-- Document extract --
☆ ☆ ☆ ☆ ☆ ☆ ☆

MNA for Bellechasse
- In office April 25, 2007 – November 5, 2008
- Preceded by: Dominique Vien
- Succeeded by: Dominique Vien

Personal details
- Born: September 26, 1962 (age 63) Montreal, Quebec, Canada
- Party: Conservative Party of Quebec
- Other political affiliations: Coalition Avenir Québec (2011–2022) Action démocratique du Québec (2003–2011)
- Profession: Youth educator

= Jean Domingue =

Canadian politician (born 1962)

Jean Domingue (born September 26, 1962) is a politician from Quebec, Canada. He was an Action démocratique du Québec (ADQ) Member of the National Assembly for the electoral district of Bellechasse from 2007 to 2008.

Domingue was born in Montreal, Quebec. He joined the ADQ in 2003.

Domingue was first elected in the 2007 election with 49% of the vote. Liberal incumbent Dominique Vien finished second with 34% of the vote. Domingue took office on April 12, 2007.

Prior to his political career, Domingue worked as an educator at a youth centre in Quebec City and was also the general manager of a youth house in the same region. He also occupied several positions at various youth development-related community organizations and associations.

☆ ☆ ☆ ☆ ☆ ☆ ☆

-- Data supplied --
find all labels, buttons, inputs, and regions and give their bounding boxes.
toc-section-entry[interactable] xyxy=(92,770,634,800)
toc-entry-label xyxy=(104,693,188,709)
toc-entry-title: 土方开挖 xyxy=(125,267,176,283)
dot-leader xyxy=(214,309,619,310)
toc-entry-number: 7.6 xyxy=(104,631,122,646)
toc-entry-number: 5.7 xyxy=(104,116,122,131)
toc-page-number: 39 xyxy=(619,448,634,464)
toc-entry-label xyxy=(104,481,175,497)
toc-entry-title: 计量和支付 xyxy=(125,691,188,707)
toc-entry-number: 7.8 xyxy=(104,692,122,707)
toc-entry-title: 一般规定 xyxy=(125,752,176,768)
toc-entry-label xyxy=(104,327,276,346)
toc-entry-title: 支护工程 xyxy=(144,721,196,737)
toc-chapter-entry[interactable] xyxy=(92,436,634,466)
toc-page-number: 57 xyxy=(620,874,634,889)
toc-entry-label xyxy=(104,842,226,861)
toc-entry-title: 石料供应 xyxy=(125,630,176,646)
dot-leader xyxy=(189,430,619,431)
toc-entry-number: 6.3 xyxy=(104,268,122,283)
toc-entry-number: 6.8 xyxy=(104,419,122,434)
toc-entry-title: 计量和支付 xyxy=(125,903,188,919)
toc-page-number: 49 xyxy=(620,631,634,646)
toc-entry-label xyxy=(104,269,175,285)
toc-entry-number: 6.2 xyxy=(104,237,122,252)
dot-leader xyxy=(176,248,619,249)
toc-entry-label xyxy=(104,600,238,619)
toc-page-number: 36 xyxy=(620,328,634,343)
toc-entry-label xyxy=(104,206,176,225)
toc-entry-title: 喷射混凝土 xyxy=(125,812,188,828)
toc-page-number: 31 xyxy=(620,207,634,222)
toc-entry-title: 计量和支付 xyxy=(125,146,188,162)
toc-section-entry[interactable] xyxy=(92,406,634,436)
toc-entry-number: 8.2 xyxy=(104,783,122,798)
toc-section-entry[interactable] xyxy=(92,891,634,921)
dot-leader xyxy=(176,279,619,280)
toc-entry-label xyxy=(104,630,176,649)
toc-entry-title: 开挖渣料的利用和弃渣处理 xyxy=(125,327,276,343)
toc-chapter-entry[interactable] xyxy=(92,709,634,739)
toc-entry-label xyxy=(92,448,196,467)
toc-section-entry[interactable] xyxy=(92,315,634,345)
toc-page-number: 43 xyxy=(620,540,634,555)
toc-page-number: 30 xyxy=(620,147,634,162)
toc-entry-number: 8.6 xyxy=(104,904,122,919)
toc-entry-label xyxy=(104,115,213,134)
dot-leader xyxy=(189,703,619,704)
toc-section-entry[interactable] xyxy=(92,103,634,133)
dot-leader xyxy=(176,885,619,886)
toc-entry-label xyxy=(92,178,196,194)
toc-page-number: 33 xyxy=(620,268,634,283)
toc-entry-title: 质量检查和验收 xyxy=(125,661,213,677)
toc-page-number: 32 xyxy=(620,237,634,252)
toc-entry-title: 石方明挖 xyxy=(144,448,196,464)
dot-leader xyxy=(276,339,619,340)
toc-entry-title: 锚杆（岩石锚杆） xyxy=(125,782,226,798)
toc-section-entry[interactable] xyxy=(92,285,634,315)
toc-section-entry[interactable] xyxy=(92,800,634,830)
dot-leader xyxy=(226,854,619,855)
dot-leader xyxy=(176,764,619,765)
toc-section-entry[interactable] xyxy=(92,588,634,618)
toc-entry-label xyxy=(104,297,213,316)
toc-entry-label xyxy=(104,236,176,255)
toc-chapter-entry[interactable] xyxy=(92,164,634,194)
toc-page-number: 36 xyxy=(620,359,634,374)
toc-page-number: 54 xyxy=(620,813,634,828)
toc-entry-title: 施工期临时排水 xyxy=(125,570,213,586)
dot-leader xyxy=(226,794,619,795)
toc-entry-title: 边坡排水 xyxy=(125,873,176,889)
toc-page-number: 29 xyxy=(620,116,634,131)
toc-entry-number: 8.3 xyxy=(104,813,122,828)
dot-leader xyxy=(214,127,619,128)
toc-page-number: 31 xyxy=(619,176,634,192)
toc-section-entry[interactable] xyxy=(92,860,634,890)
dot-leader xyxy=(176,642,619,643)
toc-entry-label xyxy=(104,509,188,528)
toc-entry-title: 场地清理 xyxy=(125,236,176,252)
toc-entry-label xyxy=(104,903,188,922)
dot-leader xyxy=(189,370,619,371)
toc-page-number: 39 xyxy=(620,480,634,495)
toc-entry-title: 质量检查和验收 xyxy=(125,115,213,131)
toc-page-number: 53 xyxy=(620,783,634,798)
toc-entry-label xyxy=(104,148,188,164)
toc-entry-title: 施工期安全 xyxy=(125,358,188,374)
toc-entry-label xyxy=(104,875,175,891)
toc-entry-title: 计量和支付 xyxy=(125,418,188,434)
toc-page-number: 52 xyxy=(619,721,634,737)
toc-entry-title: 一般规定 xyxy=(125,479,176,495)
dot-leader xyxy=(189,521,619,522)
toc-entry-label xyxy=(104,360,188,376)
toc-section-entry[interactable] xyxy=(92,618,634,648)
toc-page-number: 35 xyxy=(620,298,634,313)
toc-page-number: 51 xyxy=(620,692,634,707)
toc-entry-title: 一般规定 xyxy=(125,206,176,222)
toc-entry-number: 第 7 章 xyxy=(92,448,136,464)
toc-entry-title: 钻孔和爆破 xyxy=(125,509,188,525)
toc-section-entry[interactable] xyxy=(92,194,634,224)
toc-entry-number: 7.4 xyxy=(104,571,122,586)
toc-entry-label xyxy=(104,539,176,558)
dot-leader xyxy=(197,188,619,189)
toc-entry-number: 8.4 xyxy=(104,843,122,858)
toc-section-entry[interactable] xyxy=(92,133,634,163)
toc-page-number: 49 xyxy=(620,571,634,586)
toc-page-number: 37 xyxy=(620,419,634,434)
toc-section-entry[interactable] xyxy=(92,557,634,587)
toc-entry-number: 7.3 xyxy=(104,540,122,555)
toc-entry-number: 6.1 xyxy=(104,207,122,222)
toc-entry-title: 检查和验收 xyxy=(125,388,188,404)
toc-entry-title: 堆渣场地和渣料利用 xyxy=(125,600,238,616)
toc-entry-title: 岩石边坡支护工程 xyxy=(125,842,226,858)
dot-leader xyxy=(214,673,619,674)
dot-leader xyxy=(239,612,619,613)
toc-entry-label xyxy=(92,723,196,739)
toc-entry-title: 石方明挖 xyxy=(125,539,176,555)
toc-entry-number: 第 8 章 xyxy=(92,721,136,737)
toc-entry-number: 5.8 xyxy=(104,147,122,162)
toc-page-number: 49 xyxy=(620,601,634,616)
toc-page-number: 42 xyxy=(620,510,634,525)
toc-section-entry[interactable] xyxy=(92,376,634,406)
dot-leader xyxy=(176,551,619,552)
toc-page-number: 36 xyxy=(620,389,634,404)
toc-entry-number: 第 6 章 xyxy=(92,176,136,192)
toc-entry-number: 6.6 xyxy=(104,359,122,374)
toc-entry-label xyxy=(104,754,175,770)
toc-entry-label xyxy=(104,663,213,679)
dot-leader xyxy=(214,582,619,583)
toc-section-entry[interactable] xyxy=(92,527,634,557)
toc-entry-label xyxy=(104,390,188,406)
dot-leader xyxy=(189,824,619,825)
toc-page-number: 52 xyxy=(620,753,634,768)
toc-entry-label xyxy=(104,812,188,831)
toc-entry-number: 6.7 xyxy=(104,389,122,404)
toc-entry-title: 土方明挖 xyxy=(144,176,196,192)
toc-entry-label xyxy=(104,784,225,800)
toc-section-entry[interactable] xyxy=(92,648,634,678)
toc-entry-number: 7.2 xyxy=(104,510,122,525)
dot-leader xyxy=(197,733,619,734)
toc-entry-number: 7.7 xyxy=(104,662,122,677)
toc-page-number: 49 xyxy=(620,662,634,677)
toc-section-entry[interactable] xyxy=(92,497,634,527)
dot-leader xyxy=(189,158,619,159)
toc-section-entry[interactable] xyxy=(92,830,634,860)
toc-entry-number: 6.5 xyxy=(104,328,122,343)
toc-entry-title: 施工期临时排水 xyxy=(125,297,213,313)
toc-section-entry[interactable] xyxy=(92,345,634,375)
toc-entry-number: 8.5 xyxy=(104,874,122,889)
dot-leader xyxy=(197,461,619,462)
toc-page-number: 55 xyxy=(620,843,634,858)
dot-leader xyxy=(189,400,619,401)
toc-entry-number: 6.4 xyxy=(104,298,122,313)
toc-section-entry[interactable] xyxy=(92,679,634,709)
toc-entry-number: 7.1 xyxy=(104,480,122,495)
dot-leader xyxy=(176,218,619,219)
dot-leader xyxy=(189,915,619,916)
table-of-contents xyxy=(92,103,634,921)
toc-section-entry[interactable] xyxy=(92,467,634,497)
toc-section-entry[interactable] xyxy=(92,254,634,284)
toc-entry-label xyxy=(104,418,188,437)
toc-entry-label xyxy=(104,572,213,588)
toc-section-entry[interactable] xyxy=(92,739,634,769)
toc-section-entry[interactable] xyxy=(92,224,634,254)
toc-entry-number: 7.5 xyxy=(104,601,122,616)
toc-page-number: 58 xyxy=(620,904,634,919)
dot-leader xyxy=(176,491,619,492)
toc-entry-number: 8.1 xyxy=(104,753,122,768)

☆ ☆ ☆ ☆ ☆ ☆ ☆

-- Prompt A --
Summarize the Jean Domingue article in two sentences.
-- Prompt B --
Turn the paragraph of the Jean Domingue article beginning "Prior to his political career" into a bulleted list of his earlier roles.

-- Task answer A --
Jean Domingue, born September 26, 1962, in Montreal, is a Quebec politician who served as the Action démocratique du Québec Member of the National Assembly for Bellechasse from 2007 to 2008. He won the 2007 election with 49% of the vote, ahead of Liberal incumbent Dominique Vien at 34%, and before entering politics he worked in youth education and youth development organizations.

-- Task answer B --
- Educator at a youth centre in Quebec City
- General manager of a youth house in the same region
- Several positions at various community organizations and associations related to youth development